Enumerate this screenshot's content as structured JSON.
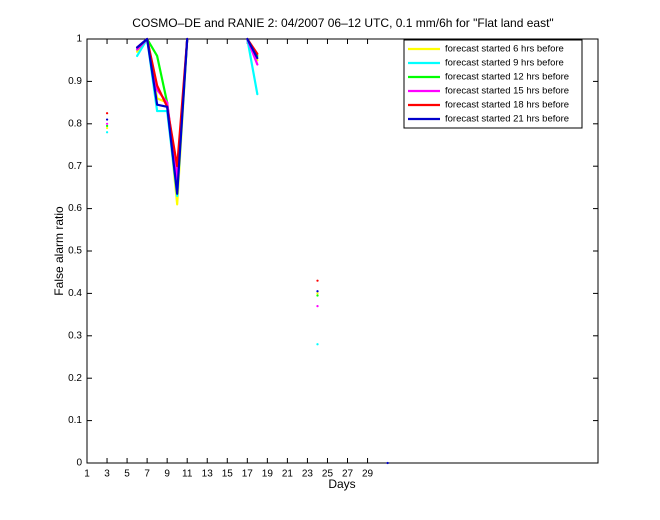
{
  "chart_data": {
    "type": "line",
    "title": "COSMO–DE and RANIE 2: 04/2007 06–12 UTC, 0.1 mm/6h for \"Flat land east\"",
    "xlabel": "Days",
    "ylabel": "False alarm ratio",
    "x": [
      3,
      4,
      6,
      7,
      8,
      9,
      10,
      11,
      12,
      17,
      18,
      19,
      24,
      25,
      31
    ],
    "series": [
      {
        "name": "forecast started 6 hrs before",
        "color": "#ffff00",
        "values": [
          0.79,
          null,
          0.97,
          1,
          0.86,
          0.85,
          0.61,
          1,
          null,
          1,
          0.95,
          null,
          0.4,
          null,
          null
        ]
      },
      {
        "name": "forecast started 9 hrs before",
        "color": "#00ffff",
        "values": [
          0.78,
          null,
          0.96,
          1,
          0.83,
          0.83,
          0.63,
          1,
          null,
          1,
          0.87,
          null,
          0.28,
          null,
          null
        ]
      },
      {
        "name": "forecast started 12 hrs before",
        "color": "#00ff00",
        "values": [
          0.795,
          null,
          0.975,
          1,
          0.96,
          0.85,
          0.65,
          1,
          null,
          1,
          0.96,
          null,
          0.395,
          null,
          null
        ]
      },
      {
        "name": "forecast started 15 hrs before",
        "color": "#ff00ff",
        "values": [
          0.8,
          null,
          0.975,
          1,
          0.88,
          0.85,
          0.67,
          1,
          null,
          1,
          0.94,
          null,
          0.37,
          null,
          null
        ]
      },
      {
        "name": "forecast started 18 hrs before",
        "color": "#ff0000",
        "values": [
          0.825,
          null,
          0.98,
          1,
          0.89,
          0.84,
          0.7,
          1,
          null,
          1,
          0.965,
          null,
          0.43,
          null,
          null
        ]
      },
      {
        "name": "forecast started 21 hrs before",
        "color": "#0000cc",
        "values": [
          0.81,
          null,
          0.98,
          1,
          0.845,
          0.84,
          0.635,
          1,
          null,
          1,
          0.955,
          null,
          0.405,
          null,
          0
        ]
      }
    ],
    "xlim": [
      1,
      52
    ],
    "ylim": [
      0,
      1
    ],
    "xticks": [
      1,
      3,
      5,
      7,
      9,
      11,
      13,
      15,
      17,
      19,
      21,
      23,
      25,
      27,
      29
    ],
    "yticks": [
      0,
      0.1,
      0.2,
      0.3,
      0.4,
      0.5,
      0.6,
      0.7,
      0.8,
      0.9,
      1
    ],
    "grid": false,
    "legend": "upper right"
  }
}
☆ ☆ ☆ ☆ ☆
**EXERCISE TASK**
Reproduce the full listing above verbatim, with no pictures included.

**SOLUTION**
Enumerate this screenshot's content as structured JSON.
{
  "chart_data": {
    "type": "line",
    "title": "COSMO–DE and RANIE 2: 04/2007 06–12 UTC, 0.1 mm/6h for \"Flat land east\"",
    "xlabel": "Days",
    "ylabel": "False alarm ratio",
    "x": [
      3,
      4,
      6,
      7,
      8,
      9,
      10,
      11,
      12,
      17,
      18,
      19,
      24,
      25,
      31
    ],
    "series": [
      {
        "name": "forecast started 6 hrs before",
        "color": "#ffff00",
        "values": [
          0.79,
          null,
          0.97,
          1,
          0.86,
          0.85,
          0.61,
          1,
          null,
          1,
          0.95,
          null,
          0.4,
          null,
          null
        ]
      },
      {
        "name": "forecast started 9 hrs before",
        "color": "#00ffff",
        "values": [
          0.78,
          null,
          0.96,
          1,
          0.83,
          0.83,
          0.63,
          1,
          null,
          1,
          0.87,
          null,
          0.28,
          null,
          null
        ]
      },
      {
        "name": "forecast started 12 hrs before",
        "color": "#00ff00",
        "values": [
          0.795,
          null,
          0.975,
          1,
          0.96,
          0.85,
          0.65,
          1,
          null,
          1,
          0.96,
          null,
          0.395,
          null,
          null
        ]
      },
      {
        "name": "forecast started 15 hrs before",
        "color": "#ff00ff",
        "values": [
          0.8,
          null,
          0.975,
          1,
          0.88,
          0.85,
          0.67,
          1,
          null,
          1,
          0.94,
          null,
          0.37,
          null,
          null
        ]
      },
      {
        "name": "forecast started 18 hrs before",
        "color": "#ff0000",
        "values": [
          0.825,
          null,
          0.98,
          1,
          0.89,
          0.84,
          0.7,
          1,
          null,
          1,
          0.965,
          null,
          0.43,
          null,
          null
        ]
      },
      {
        "name": "forecast started 21 hrs before",
        "color": "#0000cc",
        "values": [
          0.81,
          null,
          0.98,
          1,
          0.845,
          0.84,
          0.635,
          1,
          null,
          1,
          0.955,
          null,
          0.405,
          null,
          0
        ]
      }
    ],
    "xlim": [
      1,
      52
    ],
    "ylim": [
      0,
      1
    ],
    "xticks": [
      1,
      3,
      5,
      7,
      9,
      11,
      13,
      15,
      17,
      19,
      21,
      23,
      25,
      27,
      29
    ],
    "yticks": [
      0,
      0.1,
      0.2,
      0.3,
      0.4,
      0.5,
      0.6,
      0.7,
      0.8,
      0.9,
      1
    ],
    "grid": false,
    "legend": "upper right"
  }
}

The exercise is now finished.